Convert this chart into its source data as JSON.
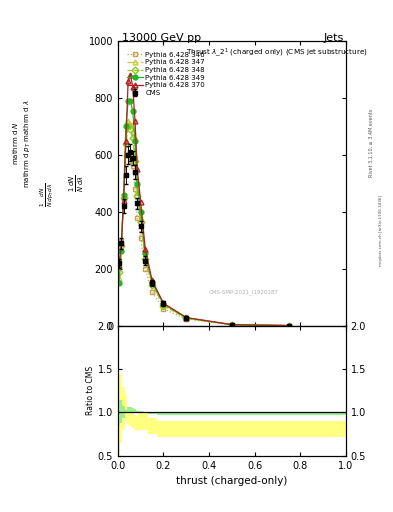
{
  "title_top": "13000 GeV pp",
  "title_right": "Jets",
  "plot_title": "Thrust $\\lambda\\_2^1$ (charged only) (CMS jet substructure)",
  "xlabel": "thrust (charged-only)",
  "right_label1": "Rivet 3.1.10, ≥ 3.4M events",
  "right_label2": "mcplots.cern.ch [arXiv:1306.3436]",
  "x_vals": [
    0.005,
    0.015,
    0.025,
    0.035,
    0.045,
    0.055,
    0.065,
    0.075,
    0.085,
    0.1,
    0.12,
    0.15,
    0.2,
    0.3,
    0.5,
    0.75
  ],
  "x_edges": [
    0.0,
    0.01,
    0.02,
    0.03,
    0.04,
    0.05,
    0.06,
    0.07,
    0.08,
    0.09,
    0.11,
    0.13,
    0.17,
    0.25,
    0.4,
    0.6,
    1.0
  ],
  "cms_y": [
    220,
    290,
    420,
    530,
    600,
    610,
    590,
    540,
    430,
    350,
    230,
    150,
    80,
    30,
    5,
    2
  ],
  "cms_yerr": [
    15,
    20,
    25,
    30,
    30,
    30,
    25,
    25,
    20,
    20,
    15,
    10,
    8,
    5,
    2,
    1
  ],
  "py346_y": [
    230,
    300,
    450,
    600,
    600,
    580,
    560,
    480,
    380,
    310,
    200,
    120,
    60,
    25,
    4,
    1.5
  ],
  "py347_y": [
    170,
    270,
    450,
    650,
    720,
    710,
    680,
    600,
    470,
    380,
    245,
    150,
    75,
    28,
    5,
    1.8
  ],
  "py348_y": [
    190,
    280,
    450,
    640,
    700,
    690,
    660,
    580,
    455,
    365,
    235,
    145,
    72,
    27,
    4.5,
    1.6
  ],
  "py349_y": [
    150,
    265,
    460,
    700,
    790,
    790,
    755,
    650,
    500,
    400,
    255,
    155,
    78,
    29,
    5,
    1.8
  ],
  "py370_y": [
    215,
    290,
    440,
    650,
    860,
    880,
    840,
    720,
    550,
    435,
    270,
    160,
    80,
    30,
    5,
    2
  ],
  "color_346": "#c8a050",
  "color_347": "#c8c840",
  "color_348": "#90c820",
  "color_349": "#20b820",
  "color_370": "#b02020",
  "color_cms": "#000000",
  "ratio_346_lo": [
    0.5,
    0.65,
    0.8,
    0.9,
    0.87,
    0.84,
    0.82,
    0.8,
    0.78,
    0.8,
    0.8,
    0.75,
    0.72,
    0.72,
    0.72,
    0.72
  ],
  "ratio_346_hi": [
    1.45,
    1.45,
    1.3,
    1.2,
    1.08,
    1.02,
    1.0,
    0.97,
    0.96,
    1.0,
    1.0,
    0.94,
    0.9,
    0.9,
    0.9,
    0.9
  ],
  "ratio_349_lo": [
    0.85,
    0.88,
    0.94,
    0.99,
    1.01,
    1.01,
    1.0,
    1.0,
    0.99,
    0.99,
    0.99,
    0.98,
    0.97,
    0.97,
    0.97,
    0.97
  ],
  "ratio_349_hi": [
    1.15,
    1.15,
    1.08,
    1.03,
    1.06,
    1.06,
    1.05,
    1.04,
    1.02,
    1.02,
    1.01,
    1.01,
    1.0,
    1.0,
    1.0,
    1.0
  ],
  "ylim_main": [
    0,
    1000
  ],
  "ylim_ratio": [
    0.5,
    2.0
  ],
  "xlim": [
    0.0,
    1.0
  ],
  "yticks_main": [
    0,
    200,
    400,
    600,
    800,
    1000
  ],
  "yticks_ratio": [
    0.5,
    1.0,
    1.5,
    2.0
  ]
}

++++

- Directions for this task -
Quote the records in full and exactly; skip any image.

- Solution to this problem -
Convert this chart into its source data as JSON.
{
  "title_top": "13000 GeV pp",
  "title_right": "Jets",
  "plot_title": "Thrust $\\lambda\\_2^1$ (charged only) (CMS jet substructure)",
  "xlabel": "thrust (charged-only)",
  "right_label1": "Rivet 3.1.10, ≥ 3.4M events",
  "right_label2": "mcplots.cern.ch [arXiv:1306.3436]",
  "x_vals": [
    0.005,
    0.015,
    0.025,
    0.035,
    0.045,
    0.055,
    0.065,
    0.075,
    0.085,
    0.1,
    0.12,
    0.15,
    0.2,
    0.3,
    0.5,
    0.75
  ],
  "x_edges": [
    0.0,
    0.01,
    0.02,
    0.03,
    0.04,
    0.05,
    0.06,
    0.07,
    0.08,
    0.09,
    0.11,
    0.13,
    0.17,
    0.25,
    0.4,
    0.6,
    1.0
  ],
  "cms_y": [
    220,
    290,
    420,
    530,
    600,
    610,
    590,
    540,
    430,
    350,
    230,
    150,
    80,
    30,
    5,
    2
  ],
  "cms_yerr": [
    15,
    20,
    25,
    30,
    30,
    30,
    25,
    25,
    20,
    20,
    15,
    10,
    8,
    5,
    2,
    1
  ],
  "py346_y": [
    230,
    300,
    450,
    600,
    600,
    580,
    560,
    480,
    380,
    310,
    200,
    120,
    60,
    25,
    4,
    1.5
  ],
  "py347_y": [
    170,
    270,
    450,
    650,
    720,
    710,
    680,
    600,
    470,
    380,
    245,
    150,
    75,
    28,
    5,
    1.8
  ],
  "py348_y": [
    190,
    280,
    450,
    640,
    700,
    690,
    660,
    580,
    455,
    365,
    235,
    145,
    72,
    27,
    4.5,
    1.6
  ],
  "py349_y": [
    150,
    265,
    460,
    700,
    790,
    790,
    755,
    650,
    500,
    400,
    255,
    155,
    78,
    29,
    5,
    1.8
  ],
  "py370_y": [
    215,
    290,
    440,
    650,
    860,
    880,
    840,
    720,
    550,
    435,
    270,
    160,
    80,
    30,
    5,
    2
  ],
  "color_346": "#c8a050",
  "color_347": "#c8c840",
  "color_348": "#90c820",
  "color_349": "#20b820",
  "color_370": "#b02020",
  "color_cms": "#000000",
  "ratio_346_lo": [
    0.5,
    0.65,
    0.8,
    0.9,
    0.87,
    0.84,
    0.82,
    0.8,
    0.78,
    0.8,
    0.8,
    0.75,
    0.72,
    0.72,
    0.72,
    0.72
  ],
  "ratio_346_hi": [
    1.45,
    1.45,
    1.3,
    1.2,
    1.08,
    1.02,
    1.0,
    0.97,
    0.96,
    1.0,
    1.0,
    0.94,
    0.9,
    0.9,
    0.9,
    0.9
  ],
  "ratio_349_lo": [
    0.85,
    0.88,
    0.94,
    0.99,
    1.01,
    1.01,
    1.0,
    1.0,
    0.99,
    0.99,
    0.99,
    0.98,
    0.97,
    0.97,
    0.97,
    0.97
  ],
  "ratio_349_hi": [
    1.15,
    1.15,
    1.08,
    1.03,
    1.06,
    1.06,
    1.05,
    1.04,
    1.02,
    1.02,
    1.01,
    1.01,
    1.0,
    1.0,
    1.0,
    1.0
  ],
  "ylim_main": [
    0,
    1000
  ],
  "ylim_ratio": [
    0.5,
    2.0
  ],
  "xlim": [
    0.0,
    1.0
  ],
  "yticks_main": [
    0,
    200,
    400,
    600,
    800,
    1000
  ],
  "yticks_ratio": [
    0.5,
    1.0,
    1.5,
    2.0
  ]
}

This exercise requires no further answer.